(Extracted data entries)
##############################

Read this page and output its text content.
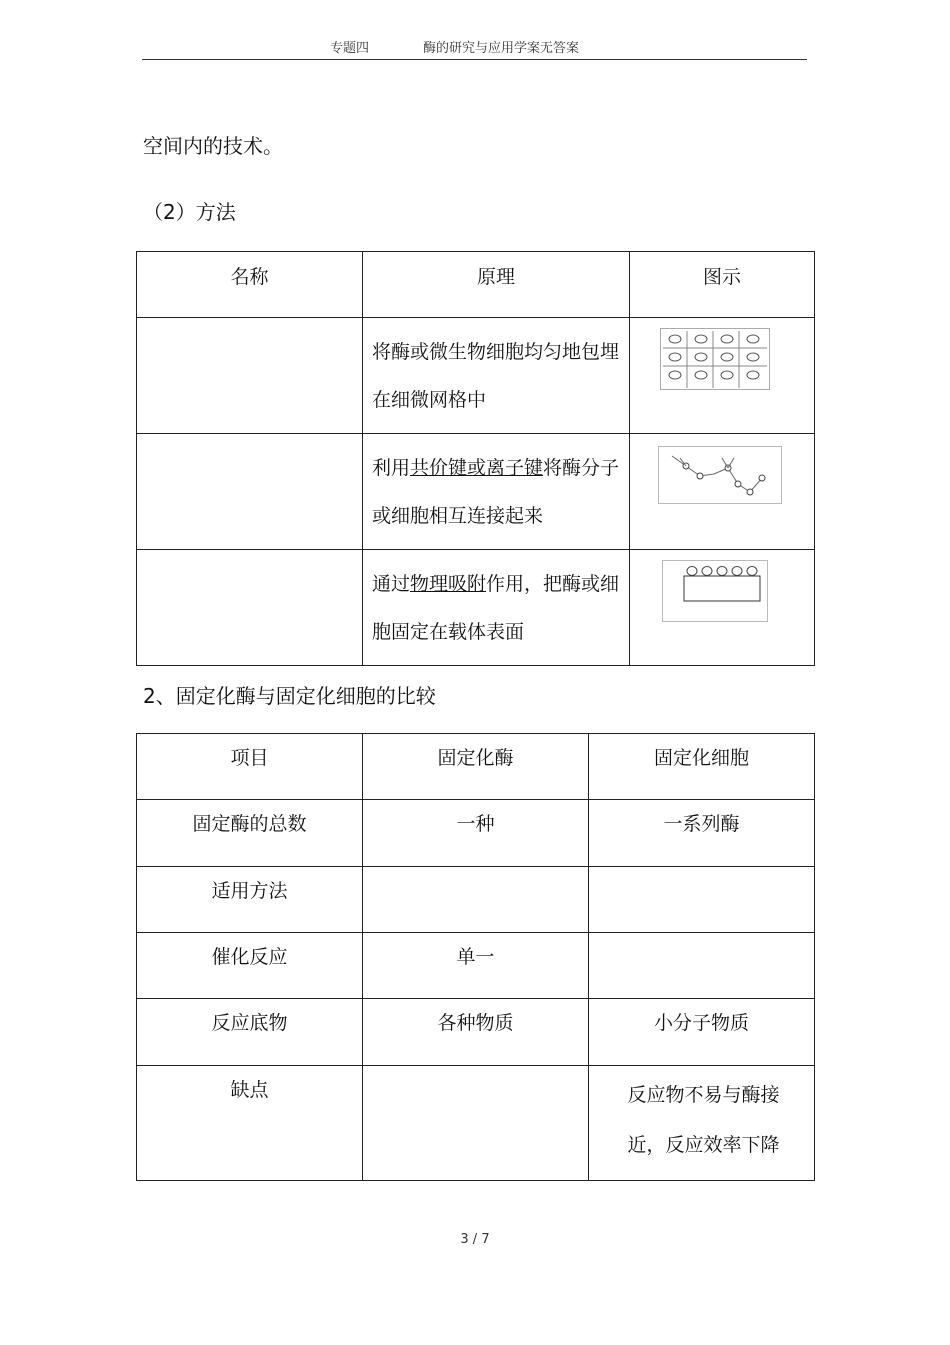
专题四	酶的研究与应用学案无答案
空间内的技术。
（2）方法
名称	原理	图示
	将酶或微生物细胞均匀地包埋在细微网格中	

	利用共价键或离子键将酶分子或细胞相互连接起来	

	通过物理吸附作用，把酶或细胞固定在载体表面	
2、固定化酶与固定化细胞的比较
项目	固定化酶	固定化细胞
固定酶的总数	一种	一系列酶
适用方法		
催化反应	单一	
反应底物	各种物质	小分子物质
缺点		反应物不易与酶接近，反应效率下降
3 / 7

##############################

*What the exercise asks*. Omit every picture, then reproduce the rest of the listing exactly.

*Final answer*.
Read this page and output its text content.
专题四	酶的研究与应用学案无答案
空间内的技术。
（2）方法
名称	原理	图示
	将酶或微生物细胞均匀地包埋在细微网格中	

	利用共价键或离子键将酶分子或细胞相互连接起来	

	通过物理吸附作用，把酶或细胞固定在载体表面	
2、固定化酶与固定化细胞的比较
项目	固定化酶	固定化细胞
固定酶的总数	一种	一系列酶
适用方法		
催化反应	单一	
反应底物	各种物质	小分子物质
缺点		反应物不易与酶接近，反应效率下降
3 / 7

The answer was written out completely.